Requirements: Print the records below exactly as they appear.

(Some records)
::::

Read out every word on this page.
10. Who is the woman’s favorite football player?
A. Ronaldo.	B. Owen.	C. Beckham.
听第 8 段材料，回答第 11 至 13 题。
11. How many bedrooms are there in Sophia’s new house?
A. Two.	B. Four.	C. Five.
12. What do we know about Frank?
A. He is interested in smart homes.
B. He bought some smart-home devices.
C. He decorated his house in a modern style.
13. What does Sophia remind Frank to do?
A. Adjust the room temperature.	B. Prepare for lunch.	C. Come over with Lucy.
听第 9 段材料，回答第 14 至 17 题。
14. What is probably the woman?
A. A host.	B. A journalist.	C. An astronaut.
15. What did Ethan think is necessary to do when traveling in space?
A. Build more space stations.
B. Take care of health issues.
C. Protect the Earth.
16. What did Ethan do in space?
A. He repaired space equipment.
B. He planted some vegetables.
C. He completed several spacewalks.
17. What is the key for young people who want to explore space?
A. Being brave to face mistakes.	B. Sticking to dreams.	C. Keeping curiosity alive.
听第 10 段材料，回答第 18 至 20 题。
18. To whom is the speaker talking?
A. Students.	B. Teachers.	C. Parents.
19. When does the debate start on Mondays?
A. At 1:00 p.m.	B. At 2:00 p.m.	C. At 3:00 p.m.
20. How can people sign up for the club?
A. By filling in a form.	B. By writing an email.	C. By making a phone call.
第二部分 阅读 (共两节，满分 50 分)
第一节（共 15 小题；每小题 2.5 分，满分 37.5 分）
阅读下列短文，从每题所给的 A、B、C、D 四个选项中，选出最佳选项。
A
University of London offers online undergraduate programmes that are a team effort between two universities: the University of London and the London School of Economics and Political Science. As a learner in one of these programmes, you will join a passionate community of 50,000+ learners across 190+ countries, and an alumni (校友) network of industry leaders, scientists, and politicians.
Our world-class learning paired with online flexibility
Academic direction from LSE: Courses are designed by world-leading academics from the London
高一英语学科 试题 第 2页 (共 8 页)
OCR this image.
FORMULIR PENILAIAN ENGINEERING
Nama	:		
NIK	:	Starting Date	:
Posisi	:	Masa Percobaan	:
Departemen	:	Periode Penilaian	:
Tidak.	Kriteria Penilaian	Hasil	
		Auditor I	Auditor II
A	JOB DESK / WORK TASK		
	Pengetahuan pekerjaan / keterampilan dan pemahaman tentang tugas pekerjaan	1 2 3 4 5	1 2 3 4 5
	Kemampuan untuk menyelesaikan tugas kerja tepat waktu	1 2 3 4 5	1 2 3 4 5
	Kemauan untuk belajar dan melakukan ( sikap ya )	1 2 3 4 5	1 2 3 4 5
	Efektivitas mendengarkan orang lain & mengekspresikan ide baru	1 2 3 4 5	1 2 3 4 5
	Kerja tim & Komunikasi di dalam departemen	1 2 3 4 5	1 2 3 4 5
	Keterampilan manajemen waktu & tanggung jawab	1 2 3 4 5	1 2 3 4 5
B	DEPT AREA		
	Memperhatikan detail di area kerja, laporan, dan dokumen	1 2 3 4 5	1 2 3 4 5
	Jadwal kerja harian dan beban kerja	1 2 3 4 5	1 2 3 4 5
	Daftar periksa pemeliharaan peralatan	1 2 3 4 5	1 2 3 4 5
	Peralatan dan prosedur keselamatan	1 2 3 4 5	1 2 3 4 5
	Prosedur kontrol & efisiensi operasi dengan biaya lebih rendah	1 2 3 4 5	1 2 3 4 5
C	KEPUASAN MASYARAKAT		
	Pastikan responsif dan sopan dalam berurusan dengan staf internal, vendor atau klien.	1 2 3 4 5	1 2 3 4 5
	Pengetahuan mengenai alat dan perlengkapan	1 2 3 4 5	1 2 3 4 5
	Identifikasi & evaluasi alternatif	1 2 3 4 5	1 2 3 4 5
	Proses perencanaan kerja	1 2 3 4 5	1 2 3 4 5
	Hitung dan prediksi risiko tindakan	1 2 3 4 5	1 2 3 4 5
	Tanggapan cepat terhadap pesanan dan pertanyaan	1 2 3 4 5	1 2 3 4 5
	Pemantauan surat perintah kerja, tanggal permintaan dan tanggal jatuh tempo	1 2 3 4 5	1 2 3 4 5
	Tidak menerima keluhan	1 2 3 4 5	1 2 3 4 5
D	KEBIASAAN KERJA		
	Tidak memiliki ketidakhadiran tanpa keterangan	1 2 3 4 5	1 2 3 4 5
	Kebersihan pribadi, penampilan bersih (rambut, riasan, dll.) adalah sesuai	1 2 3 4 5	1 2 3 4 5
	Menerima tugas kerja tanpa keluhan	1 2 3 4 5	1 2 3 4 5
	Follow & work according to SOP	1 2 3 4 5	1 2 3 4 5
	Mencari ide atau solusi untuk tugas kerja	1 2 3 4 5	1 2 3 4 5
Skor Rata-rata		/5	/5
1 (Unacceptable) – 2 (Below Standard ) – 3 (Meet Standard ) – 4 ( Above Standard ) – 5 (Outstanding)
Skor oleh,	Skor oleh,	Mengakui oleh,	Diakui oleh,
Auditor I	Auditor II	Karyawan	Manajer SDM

::::

Task solution:
Read out every word on this page.
10. Who is the woman’s favorite football player?
A. Ronaldo.	B. Owen.	C. Beckham.
听第 8 段材料，回答第 11 至 13 题。
11. How many bedrooms are there in Sophia’s new house?
A. Two.	B. Four.	C. Five.
12. What do we know about Frank?
A. He is interested in smart homes.
B. He bought some smart-home devices.
C. He decorated his house in a modern style.
13. What does Sophia remind Frank to do?
A. Adjust the room temperature.	B. Prepare for lunch.	C. Come over with Lucy.
听第 9 段材料，回答第 14 至 17 题。
14. What is probably the woman?
A. A host.	B. A journalist.	C. An astronaut.
15. What did Ethan think is necessary to do when traveling in space?
A. Build more space stations.
B. Take care of health issues.
C. Protect the Earth.
16. What did Ethan do in space?
A. He repaired space equipment.
B. He planted some vegetables.
C. He completed several spacewalks.
17. What is the key for young people who want to explore space?
A. Being brave to face mistakes.	B. Sticking to dreams.	C. Keeping curiosity alive.
听第 10 段材料，回答第 18 至 20 题。
18. To whom is the speaker talking?
A. Students.	B. Teachers.	C. Parents.
19. When does the debate start on Mondays?
A. At 1:00 p.m.	B. At 2:00 p.m.	C. At 3:00 p.m.
20. How can people sign up for the club?
A. By filling in a form.	B. By writing an email.	C. By making a phone call.
第二部分 阅读 (共两节，满分 50 分)
第一节（共 15 小题；每小题 2.5 分，满分 37.5 分）
阅读下列短文，从每题所给的 A、B、C、D 四个选项中，选出最佳选项。
A
University of London offers online undergraduate programmes that are a team effort between two universities: the University of London and the London School of Economics and Political Science. As a learner in one of these programmes, you will join a passionate community of 50,000+ learners across 190+ countries, and an alumni (校友) network of industry leaders, scientists, and politicians.
Our world-class learning paired with online flexibility
Academic direction from LSE: Courses are designed by world-leading academics from the London
高一英语学科 试题 第 2页 (共 8 页)
OCR this image.
FORMULIR PENILAIAN ENGINEERING
Nama	:		
NIK	:	Starting Date	:
Posisi	:	Masa Percobaan	:
Departemen	:	Periode Penilaian	:
Tidak.	Kriteria Penilaian	Hasil	
		Auditor I	Auditor II
A	JOB DESK / WORK TASK		
	Pengetahuan pekerjaan / keterampilan dan pemahaman tentang tugas pekerjaan	1 2 3 4 5	1 2 3 4 5
	Kemampuan untuk menyelesaikan tugas kerja tepat waktu	1 2 3 4 5	1 2 3 4 5
	Kemauan untuk belajar dan melakukan ( sikap ya )	1 2 3 4 5	1 2 3 4 5
	Efektivitas mendengarkan orang lain & mengekspresikan ide baru	1 2 3 4 5	1 2 3 4 5
	Kerja tim & Komunikasi di dalam departemen	1 2 3 4 5	1 2 3 4 5
	Keterampilan manajemen waktu & tanggung jawab	1 2 3 4 5	1 2 3 4 5
B	DEPT AREA		
	Memperhatikan detail di area kerja, laporan, dan dokumen	1 2 3 4 5	1 2 3 4 5
	Jadwal kerja harian dan beban kerja	1 2 3 4 5	1 2 3 4 5
	Daftar periksa pemeliharaan peralatan	1 2 3 4 5	1 2 3 4 5
	Peralatan dan prosedur keselamatan	1 2 3 4 5	1 2 3 4 5
	Prosedur kontrol & efisiensi operasi dengan biaya lebih rendah	1 2 3 4 5	1 2 3 4 5
C	KEPUASAN MASYARAKAT		
	Pastikan responsif dan sopan dalam berurusan dengan staf internal, vendor atau klien.	1 2 3 4 5	1 2 3 4 5
	Pengetahuan mengenai alat dan perlengkapan	1 2 3 4 5	1 2 3 4 5
	Identifikasi & evaluasi alternatif	1 2 3 4 5	1 2 3 4 5
	Proses perencanaan kerja	1 2 3 4 5	1 2 3 4 5
	Hitung dan prediksi risiko tindakan	1 2 3 4 5	1 2 3 4 5
	Tanggapan cepat terhadap pesanan dan pertanyaan	1 2 3 4 5	1 2 3 4 5
	Pemantauan surat perintah kerja, tanggal permintaan dan tanggal jatuh tempo	1 2 3 4 5	1 2 3 4 5
	Tidak menerima keluhan	1 2 3 4 5	1 2 3 4 5
D	KEBIASAAN KERJA		
	Tidak memiliki ketidakhadiran tanpa keterangan	1 2 3 4 5	1 2 3 4 5
	Kebersihan pribadi, penampilan bersih (rambut, riasan, dll.) adalah sesuai	1 2 3 4 5	1 2 3 4 5
	Menerima tugas kerja tanpa keluhan	1 2 3 4 5	1 2 3 4 5
	Follow & work according to SOP	1 2 3 4 5	1 2 3 4 5
	Mencari ide atau solusi untuk tugas kerja	1 2 3 4 5	1 2 3 4 5
Skor Rata-rata		/5	/5
1 (Unacceptable) – 2 (Below Standard ) – 3 (Meet Standard ) – 4 ( Above Standard ) – 5 (Outstanding)
Skor oleh,	Skor oleh,	Mengakui oleh,	Diakui oleh,
Auditor I	Auditor II	Karyawan	Manajer SDM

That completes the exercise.